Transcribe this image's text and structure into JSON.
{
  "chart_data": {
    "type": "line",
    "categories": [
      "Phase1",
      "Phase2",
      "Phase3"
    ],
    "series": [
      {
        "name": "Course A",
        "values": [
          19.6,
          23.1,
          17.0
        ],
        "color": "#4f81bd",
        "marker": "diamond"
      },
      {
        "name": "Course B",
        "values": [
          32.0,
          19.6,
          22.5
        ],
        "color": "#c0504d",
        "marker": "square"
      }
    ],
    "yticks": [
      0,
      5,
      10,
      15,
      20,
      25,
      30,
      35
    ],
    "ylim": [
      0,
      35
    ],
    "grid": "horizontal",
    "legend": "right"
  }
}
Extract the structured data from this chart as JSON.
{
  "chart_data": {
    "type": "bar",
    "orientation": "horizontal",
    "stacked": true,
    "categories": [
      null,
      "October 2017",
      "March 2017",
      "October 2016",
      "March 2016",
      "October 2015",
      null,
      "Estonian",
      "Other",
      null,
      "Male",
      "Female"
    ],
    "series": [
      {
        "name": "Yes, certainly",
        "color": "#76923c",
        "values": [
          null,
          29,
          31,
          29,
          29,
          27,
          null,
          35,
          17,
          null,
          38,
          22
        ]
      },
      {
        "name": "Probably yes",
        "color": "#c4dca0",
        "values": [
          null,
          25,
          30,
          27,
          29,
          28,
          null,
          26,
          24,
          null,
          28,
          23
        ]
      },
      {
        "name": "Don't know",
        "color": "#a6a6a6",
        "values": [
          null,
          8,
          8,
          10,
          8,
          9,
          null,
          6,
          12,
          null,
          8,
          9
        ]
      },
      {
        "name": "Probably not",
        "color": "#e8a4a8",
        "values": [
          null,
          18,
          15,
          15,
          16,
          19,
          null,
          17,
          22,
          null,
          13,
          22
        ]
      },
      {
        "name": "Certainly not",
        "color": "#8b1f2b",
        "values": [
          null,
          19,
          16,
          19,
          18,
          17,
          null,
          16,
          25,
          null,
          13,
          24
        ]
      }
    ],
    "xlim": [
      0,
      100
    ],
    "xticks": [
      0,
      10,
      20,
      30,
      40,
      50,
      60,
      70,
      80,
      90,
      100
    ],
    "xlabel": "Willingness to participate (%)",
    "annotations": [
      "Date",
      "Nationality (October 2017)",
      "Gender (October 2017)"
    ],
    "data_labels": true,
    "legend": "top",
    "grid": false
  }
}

========

## Aim of the exercise
Give all the records again. Match them exactly.

## Right answer
Transcribe this image's text and structure into JSON.
{
  "chart_data": {
    "type": "line",
    "categories": [
      "Phase1",
      "Phase2",
      "Phase3"
    ],
    "series": [
      {
        "name": "Course A",
        "values": [
          19.6,
          23.1,
          17.0
        ],
        "color": "#4f81bd",
        "marker": "diamond"
      },
      {
        "name": "Course B",
        "values": [
          32.0,
          19.6,
          22.5
        ],
        "color": "#c0504d",
        "marker": "square"
      }
    ],
    "yticks": [
      0,
      5,
      10,
      15,
      20,
      25,
      30,
      35
    ],
    "ylim": [
      0,
      35
    ],
    "grid": "horizontal",
    "legend": "right"
  }
}
Extract the structured data from this chart as JSON.
{
  "chart_data": {
    "type": "bar",
    "orientation": "horizontal",
    "stacked": true,
    "categories": [
      null,
      "October 2017",
      "March 2017",
      "October 2016",
      "March 2016",
      "October 2015",
      null,
      "Estonian",
      "Other",
      null,
      "Male",
      "Female"
    ],
    "series": [
      {
        "name": "Yes, certainly",
        "color": "#76923c",
        "values": [
          null,
          29,
          31,
          29,
          29,
          27,
          null,
          35,
          17,
          null,
          38,
          22
        ]
      },
      {
        "name": "Probably yes",
        "color": "#c4dca0",
        "values": [
          null,
          25,
          30,
          27,
          29,
          28,
          null,
          26,
          24,
          null,
          28,
          23
        ]
      },
      {
        "name": "Don't know",
        "color": "#a6a6a6",
        "values": [
          null,
          8,
          8,
          10,
          8,
          9,
          null,
          6,
          12,
          null,
          8,
          9
        ]
      },
      {
        "name": "Probably not",
        "color": "#e8a4a8",
        "values": [
          null,
          18,
          15,
          15,
          16,
          19,
          null,
          17,
          22,
          null,
          13,
          22
        ]
      },
      {
        "name": "Certainly not",
        "color": "#8b1f2b",
        "values": [
          null,
          19,
          16,
          19,
          18,
          17,
          null,
          16,
          25,
          null,
          13,
          24
        ]
      }
    ],
    "xlim": [
      0,
      100
    ],
    "xticks": [
      0,
      10,
      20,
      30,
      40,
      50,
      60,
      70,
      80,
      90,
      100
    ],
    "xlabel": "Willingness to participate (%)",
    "annotations": [
      "Date",
      "Nationality (October 2017)",
      "Gender (October 2017)"
    ],
    "data_labels": true,
    "legend": "top",
    "grid": false
  }
}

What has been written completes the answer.